(Excerpt from a dataset)
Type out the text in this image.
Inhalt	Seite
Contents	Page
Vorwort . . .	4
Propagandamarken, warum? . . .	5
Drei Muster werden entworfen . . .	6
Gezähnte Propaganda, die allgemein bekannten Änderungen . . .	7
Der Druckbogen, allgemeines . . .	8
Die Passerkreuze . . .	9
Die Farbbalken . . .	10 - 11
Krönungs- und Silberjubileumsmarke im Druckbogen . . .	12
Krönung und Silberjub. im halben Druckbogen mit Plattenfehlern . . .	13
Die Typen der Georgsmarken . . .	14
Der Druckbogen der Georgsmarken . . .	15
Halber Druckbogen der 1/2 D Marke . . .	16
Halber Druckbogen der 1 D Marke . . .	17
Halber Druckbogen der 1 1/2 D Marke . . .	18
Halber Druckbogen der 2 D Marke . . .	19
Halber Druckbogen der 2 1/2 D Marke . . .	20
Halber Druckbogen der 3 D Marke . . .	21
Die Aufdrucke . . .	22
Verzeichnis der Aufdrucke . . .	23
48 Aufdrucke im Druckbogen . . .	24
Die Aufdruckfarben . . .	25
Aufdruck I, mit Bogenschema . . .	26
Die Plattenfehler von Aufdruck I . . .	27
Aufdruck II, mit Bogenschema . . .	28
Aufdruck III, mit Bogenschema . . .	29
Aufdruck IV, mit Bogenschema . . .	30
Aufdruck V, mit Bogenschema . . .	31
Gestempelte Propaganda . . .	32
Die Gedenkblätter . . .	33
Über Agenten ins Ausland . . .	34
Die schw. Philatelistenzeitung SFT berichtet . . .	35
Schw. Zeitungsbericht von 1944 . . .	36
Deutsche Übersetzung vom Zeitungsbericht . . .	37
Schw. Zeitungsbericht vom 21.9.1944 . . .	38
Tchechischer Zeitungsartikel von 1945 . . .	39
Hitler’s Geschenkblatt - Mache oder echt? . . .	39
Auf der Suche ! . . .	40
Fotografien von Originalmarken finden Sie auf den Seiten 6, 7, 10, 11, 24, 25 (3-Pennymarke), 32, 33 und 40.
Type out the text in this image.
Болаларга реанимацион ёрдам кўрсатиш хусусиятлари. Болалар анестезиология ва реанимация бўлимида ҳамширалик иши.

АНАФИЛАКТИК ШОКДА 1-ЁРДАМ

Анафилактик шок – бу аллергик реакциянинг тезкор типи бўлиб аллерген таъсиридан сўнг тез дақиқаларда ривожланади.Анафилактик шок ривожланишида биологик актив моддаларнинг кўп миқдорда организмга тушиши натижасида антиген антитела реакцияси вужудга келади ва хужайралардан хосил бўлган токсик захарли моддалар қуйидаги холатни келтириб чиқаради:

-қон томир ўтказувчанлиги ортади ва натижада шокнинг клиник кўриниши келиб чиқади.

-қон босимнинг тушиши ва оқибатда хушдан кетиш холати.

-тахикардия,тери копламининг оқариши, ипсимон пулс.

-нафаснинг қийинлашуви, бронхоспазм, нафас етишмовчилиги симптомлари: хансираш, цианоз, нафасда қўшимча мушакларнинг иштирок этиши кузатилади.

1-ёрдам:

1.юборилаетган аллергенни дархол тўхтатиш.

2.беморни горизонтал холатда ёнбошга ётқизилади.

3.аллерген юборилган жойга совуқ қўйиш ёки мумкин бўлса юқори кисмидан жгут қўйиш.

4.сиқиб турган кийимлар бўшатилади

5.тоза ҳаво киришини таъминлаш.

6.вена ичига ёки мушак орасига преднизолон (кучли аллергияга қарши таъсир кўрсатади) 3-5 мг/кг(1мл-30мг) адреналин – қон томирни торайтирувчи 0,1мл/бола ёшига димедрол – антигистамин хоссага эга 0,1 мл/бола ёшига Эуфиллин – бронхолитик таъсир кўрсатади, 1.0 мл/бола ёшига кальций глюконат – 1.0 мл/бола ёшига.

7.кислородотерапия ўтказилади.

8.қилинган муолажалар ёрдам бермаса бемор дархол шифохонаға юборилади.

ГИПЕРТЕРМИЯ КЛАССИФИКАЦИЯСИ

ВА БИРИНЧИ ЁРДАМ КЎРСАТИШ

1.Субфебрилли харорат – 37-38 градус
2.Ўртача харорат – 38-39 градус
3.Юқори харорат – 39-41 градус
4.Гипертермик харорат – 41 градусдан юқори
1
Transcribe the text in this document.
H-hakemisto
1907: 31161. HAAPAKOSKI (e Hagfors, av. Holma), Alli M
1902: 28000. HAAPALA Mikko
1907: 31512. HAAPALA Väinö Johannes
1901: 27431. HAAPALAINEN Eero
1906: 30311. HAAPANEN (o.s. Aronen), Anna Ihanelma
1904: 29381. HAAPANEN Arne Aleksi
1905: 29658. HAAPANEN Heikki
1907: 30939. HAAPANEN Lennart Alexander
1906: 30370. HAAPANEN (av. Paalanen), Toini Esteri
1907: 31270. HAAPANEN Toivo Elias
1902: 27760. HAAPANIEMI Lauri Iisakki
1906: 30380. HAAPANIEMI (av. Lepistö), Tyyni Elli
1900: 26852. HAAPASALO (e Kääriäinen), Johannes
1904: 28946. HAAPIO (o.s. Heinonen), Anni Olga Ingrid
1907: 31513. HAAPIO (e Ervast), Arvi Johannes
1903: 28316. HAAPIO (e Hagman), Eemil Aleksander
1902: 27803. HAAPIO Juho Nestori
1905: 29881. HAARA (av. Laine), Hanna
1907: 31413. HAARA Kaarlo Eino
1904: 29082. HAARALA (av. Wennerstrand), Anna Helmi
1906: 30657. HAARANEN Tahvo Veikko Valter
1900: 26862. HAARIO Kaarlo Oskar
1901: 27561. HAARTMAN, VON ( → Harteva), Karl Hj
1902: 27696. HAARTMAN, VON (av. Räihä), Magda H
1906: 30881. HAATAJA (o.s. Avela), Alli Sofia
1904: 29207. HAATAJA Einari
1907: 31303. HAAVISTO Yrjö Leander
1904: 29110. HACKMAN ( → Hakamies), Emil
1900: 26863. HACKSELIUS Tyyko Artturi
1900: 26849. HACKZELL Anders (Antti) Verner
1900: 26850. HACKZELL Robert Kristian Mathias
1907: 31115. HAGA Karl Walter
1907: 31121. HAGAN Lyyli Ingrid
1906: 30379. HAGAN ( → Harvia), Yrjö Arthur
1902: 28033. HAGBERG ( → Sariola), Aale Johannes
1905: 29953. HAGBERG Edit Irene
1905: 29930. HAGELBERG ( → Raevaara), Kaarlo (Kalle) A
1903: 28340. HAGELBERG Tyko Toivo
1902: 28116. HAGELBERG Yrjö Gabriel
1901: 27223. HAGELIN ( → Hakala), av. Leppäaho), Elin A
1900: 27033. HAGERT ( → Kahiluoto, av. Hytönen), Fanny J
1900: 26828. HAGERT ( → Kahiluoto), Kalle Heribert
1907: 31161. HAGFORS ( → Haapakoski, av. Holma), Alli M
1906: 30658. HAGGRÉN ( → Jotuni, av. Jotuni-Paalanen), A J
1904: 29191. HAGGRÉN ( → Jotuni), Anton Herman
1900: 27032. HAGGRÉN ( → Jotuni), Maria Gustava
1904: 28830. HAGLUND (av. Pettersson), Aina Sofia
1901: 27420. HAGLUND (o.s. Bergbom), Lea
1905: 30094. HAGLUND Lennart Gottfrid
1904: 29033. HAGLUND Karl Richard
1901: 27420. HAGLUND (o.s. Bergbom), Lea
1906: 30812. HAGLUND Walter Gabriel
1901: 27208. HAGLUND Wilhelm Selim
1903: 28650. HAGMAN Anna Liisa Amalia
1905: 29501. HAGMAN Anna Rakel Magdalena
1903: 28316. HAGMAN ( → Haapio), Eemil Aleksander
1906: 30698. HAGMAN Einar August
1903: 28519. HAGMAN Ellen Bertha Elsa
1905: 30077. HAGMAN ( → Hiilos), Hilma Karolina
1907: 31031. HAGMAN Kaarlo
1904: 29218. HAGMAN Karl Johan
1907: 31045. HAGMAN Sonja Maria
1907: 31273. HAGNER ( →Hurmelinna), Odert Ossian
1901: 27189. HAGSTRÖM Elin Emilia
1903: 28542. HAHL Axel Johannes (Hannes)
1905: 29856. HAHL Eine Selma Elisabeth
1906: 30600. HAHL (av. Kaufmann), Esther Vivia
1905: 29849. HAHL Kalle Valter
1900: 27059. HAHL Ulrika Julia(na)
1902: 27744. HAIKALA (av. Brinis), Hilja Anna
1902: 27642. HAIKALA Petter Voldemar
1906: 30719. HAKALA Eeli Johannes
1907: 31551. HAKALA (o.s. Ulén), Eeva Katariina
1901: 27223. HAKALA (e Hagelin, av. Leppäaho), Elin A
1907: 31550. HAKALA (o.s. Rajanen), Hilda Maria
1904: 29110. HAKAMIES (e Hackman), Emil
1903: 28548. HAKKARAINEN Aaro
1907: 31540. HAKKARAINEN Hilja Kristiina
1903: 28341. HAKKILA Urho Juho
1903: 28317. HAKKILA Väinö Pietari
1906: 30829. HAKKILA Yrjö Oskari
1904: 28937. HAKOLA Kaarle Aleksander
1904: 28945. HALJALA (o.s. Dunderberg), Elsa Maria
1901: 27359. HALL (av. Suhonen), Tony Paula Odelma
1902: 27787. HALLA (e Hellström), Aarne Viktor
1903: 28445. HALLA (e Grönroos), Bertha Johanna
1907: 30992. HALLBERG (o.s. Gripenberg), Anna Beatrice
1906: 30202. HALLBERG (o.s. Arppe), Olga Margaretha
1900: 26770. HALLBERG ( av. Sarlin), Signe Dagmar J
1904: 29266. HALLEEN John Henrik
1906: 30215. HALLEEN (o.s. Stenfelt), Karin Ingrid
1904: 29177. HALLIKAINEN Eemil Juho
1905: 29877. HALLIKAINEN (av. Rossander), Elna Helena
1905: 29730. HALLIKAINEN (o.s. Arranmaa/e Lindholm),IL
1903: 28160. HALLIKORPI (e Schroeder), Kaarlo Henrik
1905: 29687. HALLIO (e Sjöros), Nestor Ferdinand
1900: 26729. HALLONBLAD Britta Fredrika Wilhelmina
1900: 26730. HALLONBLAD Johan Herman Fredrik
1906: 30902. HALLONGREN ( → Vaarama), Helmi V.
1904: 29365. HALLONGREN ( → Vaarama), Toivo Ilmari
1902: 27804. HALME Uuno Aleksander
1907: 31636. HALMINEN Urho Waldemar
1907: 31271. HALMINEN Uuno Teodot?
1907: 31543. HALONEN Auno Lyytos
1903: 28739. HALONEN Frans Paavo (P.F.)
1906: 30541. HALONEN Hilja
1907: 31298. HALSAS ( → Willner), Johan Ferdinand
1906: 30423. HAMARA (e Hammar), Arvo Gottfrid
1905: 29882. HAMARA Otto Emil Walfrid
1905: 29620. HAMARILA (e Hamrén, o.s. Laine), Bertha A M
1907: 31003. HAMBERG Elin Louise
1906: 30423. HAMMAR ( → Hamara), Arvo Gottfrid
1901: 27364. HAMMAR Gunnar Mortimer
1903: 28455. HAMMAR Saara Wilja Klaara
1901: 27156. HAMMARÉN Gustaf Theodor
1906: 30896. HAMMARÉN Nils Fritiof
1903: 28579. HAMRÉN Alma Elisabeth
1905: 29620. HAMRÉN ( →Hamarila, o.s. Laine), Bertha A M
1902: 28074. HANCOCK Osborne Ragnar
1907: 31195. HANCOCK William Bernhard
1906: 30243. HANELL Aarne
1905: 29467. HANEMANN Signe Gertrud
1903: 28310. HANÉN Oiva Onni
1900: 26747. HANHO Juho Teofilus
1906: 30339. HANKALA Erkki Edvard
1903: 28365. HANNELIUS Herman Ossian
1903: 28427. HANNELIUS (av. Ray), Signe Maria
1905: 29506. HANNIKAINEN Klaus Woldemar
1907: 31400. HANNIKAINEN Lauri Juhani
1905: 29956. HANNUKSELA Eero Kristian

> **DIRECTION**: Report how many lines in the listing above include the word "HAKKILA". Give nothing but the number.

> **RESPONSE BELOW**: 3